**EXERCISE GOAL:** Write out, precisely and in full, each line of the material.
-- BEGIN --
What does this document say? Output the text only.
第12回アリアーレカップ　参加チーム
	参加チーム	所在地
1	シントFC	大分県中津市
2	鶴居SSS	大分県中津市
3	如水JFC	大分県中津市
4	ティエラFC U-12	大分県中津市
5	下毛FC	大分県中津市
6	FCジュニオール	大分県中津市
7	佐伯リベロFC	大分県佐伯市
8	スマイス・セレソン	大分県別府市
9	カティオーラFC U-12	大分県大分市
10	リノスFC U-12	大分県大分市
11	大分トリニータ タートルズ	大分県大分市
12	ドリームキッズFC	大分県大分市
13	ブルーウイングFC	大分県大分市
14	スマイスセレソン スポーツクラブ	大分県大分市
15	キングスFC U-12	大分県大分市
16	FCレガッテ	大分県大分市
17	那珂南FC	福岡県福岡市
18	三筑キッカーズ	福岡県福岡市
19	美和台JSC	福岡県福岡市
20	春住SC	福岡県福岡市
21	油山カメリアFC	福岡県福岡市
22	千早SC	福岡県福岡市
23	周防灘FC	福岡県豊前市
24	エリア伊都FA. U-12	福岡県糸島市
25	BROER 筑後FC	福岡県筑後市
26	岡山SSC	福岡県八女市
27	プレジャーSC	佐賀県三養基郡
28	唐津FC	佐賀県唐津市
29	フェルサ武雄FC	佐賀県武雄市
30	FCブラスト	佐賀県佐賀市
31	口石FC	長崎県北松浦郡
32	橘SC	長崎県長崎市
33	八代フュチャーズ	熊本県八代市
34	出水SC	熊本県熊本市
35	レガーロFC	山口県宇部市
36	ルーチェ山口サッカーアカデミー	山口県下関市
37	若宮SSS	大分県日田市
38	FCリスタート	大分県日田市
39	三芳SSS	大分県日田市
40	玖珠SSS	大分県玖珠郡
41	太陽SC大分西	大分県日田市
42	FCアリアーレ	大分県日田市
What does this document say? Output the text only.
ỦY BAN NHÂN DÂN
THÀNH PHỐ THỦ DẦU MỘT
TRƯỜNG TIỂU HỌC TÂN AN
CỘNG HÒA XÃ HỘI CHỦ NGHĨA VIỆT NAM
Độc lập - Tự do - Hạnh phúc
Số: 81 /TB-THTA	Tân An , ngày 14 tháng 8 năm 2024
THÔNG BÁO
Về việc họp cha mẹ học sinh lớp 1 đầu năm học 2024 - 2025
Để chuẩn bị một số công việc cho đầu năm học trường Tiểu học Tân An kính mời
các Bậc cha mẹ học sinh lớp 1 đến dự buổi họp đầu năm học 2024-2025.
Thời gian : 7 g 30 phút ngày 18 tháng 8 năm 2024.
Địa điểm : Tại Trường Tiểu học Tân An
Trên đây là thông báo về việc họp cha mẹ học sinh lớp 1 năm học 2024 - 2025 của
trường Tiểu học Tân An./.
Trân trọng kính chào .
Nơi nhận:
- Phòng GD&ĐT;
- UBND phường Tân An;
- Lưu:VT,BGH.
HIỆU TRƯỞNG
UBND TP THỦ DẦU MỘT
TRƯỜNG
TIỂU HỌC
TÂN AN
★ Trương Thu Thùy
-- END --
**SOLUTION TO THIS PROBLEM:**
What does this document say? Output the text only.
第12回アリアーレカップ　参加チーム
	参加チーム	所在地
1	シントFC	大分県中津市
2	鶴居SSS	大分県中津市
3	如水JFC	大分県中津市
4	ティエラFC U-12	大分県中津市
5	下毛FC	大分県中津市
6	FCジュニオール	大分県中津市
7	佐伯リベロFC	大分県佐伯市
8	スマイス・セレソン	大分県別府市
9	カティオーラFC U-12	大分県大分市
10	リノスFC U-12	大分県大分市
11	大分トリニータ タートルズ	大分県大分市
12	ドリームキッズFC	大分県大分市
13	ブルーウイングFC	大分県大分市
14	スマイスセレソン スポーツクラブ	大分県大分市
15	キングスFC U-12	大分県大分市
16	FCレガッテ	大分県大分市
17	那珂南FC	福岡県福岡市
18	三筑キッカーズ	福岡県福岡市
19	美和台JSC	福岡県福岡市
20	春住SC	福岡県福岡市
21	油山カメリアFC	福岡県福岡市
22	千早SC	福岡県福岡市
23	周防灘FC	福岡県豊前市
24	エリア伊都FA. U-12	福岡県糸島市
25	BROER 筑後FC	福岡県筑後市
26	岡山SSC	福岡県八女市
27	プレジャーSC	佐賀県三養基郡
28	唐津FC	佐賀県唐津市
29	フェルサ武雄FC	佐賀県武雄市
30	FCブラスト	佐賀県佐賀市
31	口石FC	長崎県北松浦郡
32	橘SC	長崎県長崎市
33	八代フュチャーズ	熊本県八代市
34	出水SC	熊本県熊本市
35	レガーロFC	山口県宇部市
36	ルーチェ山口サッカーアカデミー	山口県下関市
37	若宮SSS	大分県日田市
38	FCリスタート	大分県日田市
39	三芳SSS	大分県日田市
40	玖珠SSS	大分県玖珠郡
41	太陽SC大分西	大分県日田市
42	FCアリアーレ	大分県日田市
What does this document say? Output the text only.
ỦY BAN NHÂN DÂN
THÀNH PHỐ THỦ DẦU MỘT
TRƯỜNG TIỂU HỌC TÂN AN
CỘNG HÒA XÃ HỘI CHỦ NGHĨA VIỆT NAM
Độc lập - Tự do - Hạnh phúc
Số: 81 /TB-THTA	Tân An , ngày 14 tháng 8 năm 2024
THÔNG BÁO
Về việc họp cha mẹ học sinh lớp 1 đầu năm học 2024 - 2025
Để chuẩn bị một số công việc cho đầu năm học trường Tiểu học Tân An kính mời
các Bậc cha mẹ học sinh lớp 1 đến dự buổi họp đầu năm học 2024-2025.
Thời gian : 7 g 30 phút ngày 18 tháng 8 năm 2024.
Địa điểm : Tại Trường Tiểu học Tân An
Trên đây là thông báo về việc họp cha mẹ học sinh lớp 1 năm học 2024 - 2025 của
trường Tiểu học Tân An./.
Trân trọng kính chào .
Nơi nhận:
- Phòng GD&ĐT;
- UBND phường Tân An;
- Lưu:VT,BGH.
HIỆU TRƯỞNG
UBND TP THỦ DẦU MỘT
TRƯỜNG
TIỂU HỌC
TÂN AN
★ Trương Thu Thùy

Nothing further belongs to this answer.